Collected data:
Start
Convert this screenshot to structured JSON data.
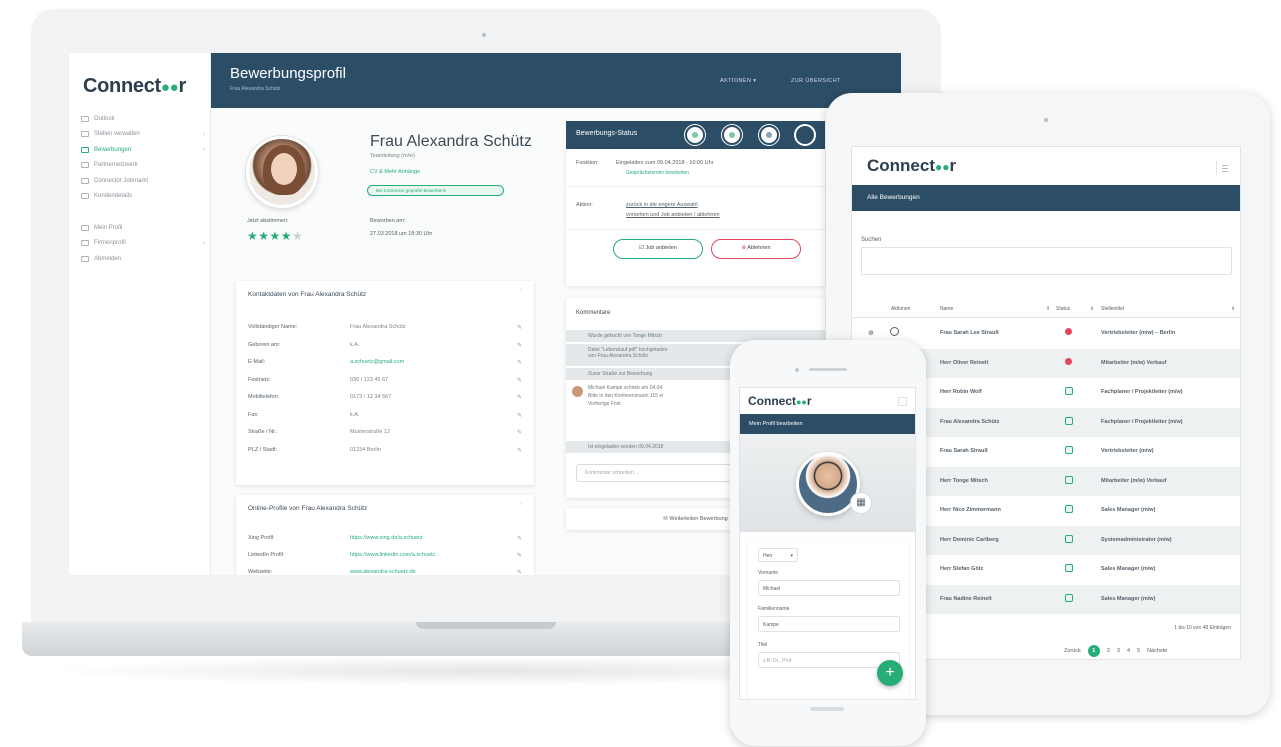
{
  "laptop": {
    "logo": "Connect",
    "logo_tail": "r",
    "nav": [
      {
        "label": "Outlook",
        "icon": "home-icon",
        "active": false
      },
      {
        "label": "Stellen verwalten",
        "icon": "briefcase-icon",
        "active": false
      },
      {
        "label": "Bewerbungen",
        "icon": "users-icon",
        "active": true
      },
      {
        "label": "Partnernetzwerk",
        "icon": "network-icon",
        "active": false
      },
      {
        "label": "Connector Jobmarkt",
        "icon": "market-icon",
        "active": false
      },
      {
        "label": "Kundendetails",
        "icon": "calendar-icon",
        "active": false
      },
      {
        "label": "Mein Profil",
        "icon": "profile-icon",
        "active": false
      },
      {
        "label": "Firmenprofil",
        "icon": "building-icon",
        "active": false
      },
      {
        "label": "Abmelden",
        "icon": "logout-icon",
        "active": false
      }
    ],
    "header": {
      "title": "Bewerbungsprofil",
      "subtitle": "Frau Alexandra Schütz",
      "actions": "AKTIONEN ▾",
      "overview": "ZUR ÜBERSICHT"
    },
    "profile": {
      "name": "Frau Alexandra Schütz",
      "role": "Teamleitung (m/w)",
      "link": "CV & Mehr Anhänge",
      "badge": "Bei Connector geprüfte Bewerberin",
      "rating_label": "Jetzt abstimmen:",
      "rating": 4,
      "rating_max": 5,
      "applied_label": "Beworben am:",
      "applied_value": "27.03.2018 um 18:30 Uhr"
    },
    "contact_card": {
      "title": "Kontaktdaten von Frau Alexandra Schütz",
      "rows": [
        {
          "k": "Vollständiger Name:",
          "v": "Frau Alexandra Schütz",
          "green": false
        },
        {
          "k": "Geboren am:",
          "v": "k.A.",
          "green": false
        },
        {
          "k": "E-Mail:",
          "v": "a.schuetz@gmail.com",
          "green": true
        },
        {
          "k": "Festnetz:",
          "v": "030 / 123 45 67",
          "green": false
        },
        {
          "k": "Mobiltelefon:",
          "v": "0173 / 12 34 567",
          "green": false
        },
        {
          "k": "Fax:",
          "v": "k.A.",
          "green": false
        },
        {
          "k": "Straße / Nr.:",
          "v": "Musterstraße 12",
          "green": false
        },
        {
          "k": "PLZ / Stadt:",
          "v": "01234 Berlin",
          "green": false
        }
      ]
    },
    "online_card": {
      "title": "Online-Profile von Frau Alexandra Schütz",
      "rows": [
        {
          "k": "Xing Profil:",
          "v": "https://www.xing.de/a.schuetz",
          "green": true
        },
        {
          "k": "LinkedIn Profil:",
          "v": "https://www.linkedin.com/a.schuetz",
          "green": true
        },
        {
          "k": "Webseite:",
          "v": "www.alexandra-schuetz.de",
          "green": true
        }
      ]
    },
    "status": {
      "title": "Bewerbungs-Status",
      "f_label": "Funktion:",
      "f_value": "Eingeladen zum 09.04.2018 - 10:00 Uhr",
      "f_sub": "Gesprächstermin bearbeiten",
      "a_label": "Aktion:",
      "a1": "zurück in die engere Auswahl",
      "a2": "vorsehen und Job anbieten / ablehnen",
      "btn_accept": "Job anbieten",
      "btn_reject": "Ablehnen"
    },
    "comments": {
      "title": "Kommentare",
      "c1": "Wurde gebucht von Tonge Mitsch",
      "c2": "Datei \"Lebenslauf.pdf\" hochgeladen",
      "c2b": "von Frau Alexandra Schütz",
      "c3": "Zuvor Straße zur Bewerbung",
      "c4": "Michael Kampe schrieb am 04.04.",
      "c4b": "Bitte in den Konferenzraum 115 ei",
      "c4c": "Vorherige Frist",
      "c5": "Ist eingeladen worden 09.04.2018",
      "placeholder": "Kommentar schreiben ...",
      "more": "Weiterleiten Bewerbung"
    }
  },
  "tablet": {
    "logo": "Connect",
    "logo_tail": "r",
    "header": "Alle Bewerbungen",
    "search_label": "Suchen",
    "cols": {
      "actions": "Aktionen",
      "name": "Name",
      "status": "Status",
      "job": "Stellentitel"
    },
    "rows": [
      {
        "name": "Frau Sarah Lee Strauß",
        "job": "Vertriebsleiter (m/w) – Berlin",
        "status": "red"
      },
      {
        "name": "Herr Oliver Reinelt",
        "job": "Mitarbeiter (m/w) Verkauf",
        "status": "red"
      },
      {
        "name": "Herr Robin Wolf",
        "job": "Fachplaner / Projektleiter (m/w)",
        "status": "green"
      },
      {
        "name": "Frau Alexandra Schütz",
        "job": "Fachplaner / Projektleiter (m/w)",
        "status": "green"
      },
      {
        "name": "Frau Sarah Strauß",
        "job": "Vertriebsleiter (m/w)",
        "status": "green"
      },
      {
        "name": "Herr Tonge Mitsch",
        "job": "Mitarbeiter (m/w) Verkauf",
        "status": "green"
      },
      {
        "name": "Herr Nico Zimmermann",
        "job": "Sales Manager (m/w)",
        "status": "green"
      },
      {
        "name": "Herr Dominic Carlberg",
        "job": "Systemadministrator (m/w)",
        "status": "green"
      },
      {
        "name": "Herr Stefan Gölz",
        "job": "Sales Manager (m/w)",
        "status": "green"
      },
      {
        "name": "Frau Nadine Reinelt",
        "job": "Sales Manager (m/w)",
        "status": "green"
      }
    ],
    "count": "1 bis 10 von 48 Einträgen",
    "pager": {
      "prev": "Zurück",
      "pages": [
        "1",
        "2",
        "3",
        "4",
        "5"
      ],
      "next": "Nächste",
      "current": "1"
    }
  },
  "phone": {
    "logo": "Connect",
    "logo_tail": "r",
    "header": "Mein Profil bearbeiten",
    "salutation": "Herr",
    "first_label": "Vorname",
    "first_value": "Michael",
    "last_label": "Familienname",
    "last_value": "Kampe",
    "title_label": "Titel",
    "title_placeholder": "z.B. Dr., Prof.",
    "fab": "+"
  }
}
End
> **Set task**:
Reproduce every line exactly and omit all pictures.

> **Result below**:
Convert this screenshot to structured JSON data.
{
  "laptop": {
    "logo": "Connect",
    "logo_tail": "r",
    "nav": [
      {
        "label": "Outlook",
        "icon": "home-icon",
        "active": false
      },
      {
        "label": "Stellen verwalten",
        "icon": "briefcase-icon",
        "active": false
      },
      {
        "label": "Bewerbungen",
        "icon": "users-icon",
        "active": true
      },
      {
        "label": "Partnernetzwerk",
        "icon": "network-icon",
        "active": false
      },
      {
        "label": "Connector Jobmarkt",
        "icon": "market-icon",
        "active": false
      },
      {
        "label": "Kundendetails",
        "icon": "calendar-icon",
        "active": false
      },
      {
        "label": "Mein Profil",
        "icon": "profile-icon",
        "active": false
      },
      {
        "label": "Firmenprofil",
        "icon": "building-icon",
        "active": false
      },
      {
        "label": "Abmelden",
        "icon": "logout-icon",
        "active": false
      }
    ],
    "header": {
      "title": "Bewerbungsprofil",
      "subtitle": "Frau Alexandra Schütz",
      "actions": "AKTIONEN ▾",
      "overview": "ZUR ÜBERSICHT"
    },
    "profile": {
      "name": "Frau Alexandra Schütz",
      "role": "Teamleitung (m/w)",
      "link": "CV & Mehr Anhänge",
      "badge": "Bei Connector geprüfte Bewerberin",
      "rating_label": "Jetzt abstimmen:",
      "rating": 4,
      "rating_max": 5,
      "applied_label": "Beworben am:",
      "applied_value": "27.03.2018 um 18:30 Uhr"
    },
    "contact_card": {
      "title": "Kontaktdaten von Frau Alexandra Schütz",
      "rows": [
        {
          "k": "Vollständiger Name:",
          "v": "Frau Alexandra Schütz",
          "green": false
        },
        {
          "k": "Geboren am:",
          "v": "k.A.",
          "green": false
        },
        {
          "k": "E-Mail:",
          "v": "a.schuetz@gmail.com",
          "green": true
        },
        {
          "k": "Festnetz:",
          "v": "030 / 123 45 67",
          "green": false
        },
        {
          "k": "Mobiltelefon:",
          "v": "0173 / 12 34 567",
          "green": false
        },
        {
          "k": "Fax:",
          "v": "k.A.",
          "green": false
        },
        {
          "k": "Straße / Nr.:",
          "v": "Musterstraße 12",
          "green": false
        },
        {
          "k": "PLZ / Stadt:",
          "v": "01234 Berlin",
          "green": false
        }
      ]
    },
    "online_card": {
      "title": "Online-Profile von Frau Alexandra Schütz",
      "rows": [
        {
          "k": "Xing Profil:",
          "v": "https://www.xing.de/a.schuetz",
          "green": true
        },
        {
          "k": "LinkedIn Profil:",
          "v": "https://www.linkedin.com/a.schuetz",
          "green": true
        },
        {
          "k": "Webseite:",
          "v": "www.alexandra-schuetz.de",
          "green": true
        }
      ]
    },
    "status": {
      "title": "Bewerbungs-Status",
      "f_label": "Funktion:",
      "f_value": "Eingeladen zum 09.04.2018 - 10:00 Uhr",
      "f_sub": "Gesprächstermin bearbeiten",
      "a_label": "Aktion:",
      "a1": "zurück in die engere Auswahl",
      "a2": "vorsehen und Job anbieten / ablehnen",
      "btn_accept": "Job anbieten",
      "btn_reject": "Ablehnen"
    },
    "comments": {
      "title": "Kommentare",
      "c1": "Wurde gebucht von Tonge Mitsch",
      "c2": "Datei \"Lebenslauf.pdf\" hochgeladen",
      "c2b": "von Frau Alexandra Schütz",
      "c3": "Zuvor Straße zur Bewerbung",
      "c4": "Michael Kampe schrieb am 04.04.",
      "c4b": "Bitte in den Konferenzraum 115 ei",
      "c4c": "Vorherige Frist",
      "c5": "Ist eingeladen worden 09.04.2018",
      "placeholder": "Kommentar schreiben ...",
      "more": "Weiterleiten Bewerbung"
    }
  },
  "tablet": {
    "logo": "Connect",
    "logo_tail": "r",
    "header": "Alle Bewerbungen",
    "search_label": "Suchen",
    "cols": {
      "actions": "Aktionen",
      "name": "Name",
      "status": "Status",
      "job": "Stellentitel"
    },
    "rows": [
      {
        "name": "Frau Sarah Lee Strauß",
        "job": "Vertriebsleiter (m/w) – Berlin",
        "status": "red"
      },
      {
        "name": "Herr Oliver Reinelt",
        "job": "Mitarbeiter (m/w) Verkauf",
        "status": "red"
      },
      {
        "name": "Herr Robin Wolf",
        "job": "Fachplaner / Projektleiter (m/w)",
        "status": "green"
      },
      {
        "name": "Frau Alexandra Schütz",
        "job": "Fachplaner / Projektleiter (m/w)",
        "status": "green"
      },
      {
        "name": "Frau Sarah Strauß",
        "job": "Vertriebsleiter (m/w)",
        "status": "green"
      },
      {
        "name": "Herr Tonge Mitsch",
        "job": "Mitarbeiter (m/w) Verkauf",
        "status": "green"
      },
      {
        "name": "Herr Nico Zimmermann",
        "job": "Sales Manager (m/w)",
        "status": "green"
      },
      {
        "name": "Herr Dominic Carlberg",
        "job": "Systemadministrator (m/w)",
        "status": "green"
      },
      {
        "name": "Herr Stefan Gölz",
        "job": "Sales Manager (m/w)",
        "status": "green"
      },
      {
        "name": "Frau Nadine Reinelt",
        "job": "Sales Manager (m/w)",
        "status": "green"
      }
    ],
    "count": "1 bis 10 von 48 Einträgen",
    "pager": {
      "prev": "Zurück",
      "pages": [
        "1",
        "2",
        "3",
        "4",
        "5"
      ],
      "next": "Nächste",
      "current": "1"
    }
  },
  "phone": {
    "logo": "Connect",
    "logo_tail": "r",
    "header": "Mein Profil bearbeiten",
    "salutation": "Herr",
    "first_label": "Vorname",
    "first_value": "Michael",
    "last_label": "Familienname",
    "last_value": "Kampe",
    "title_label": "Titel",
    "title_placeholder": "z.B. Dr., Prof.",
    "fab": "+"
  }
}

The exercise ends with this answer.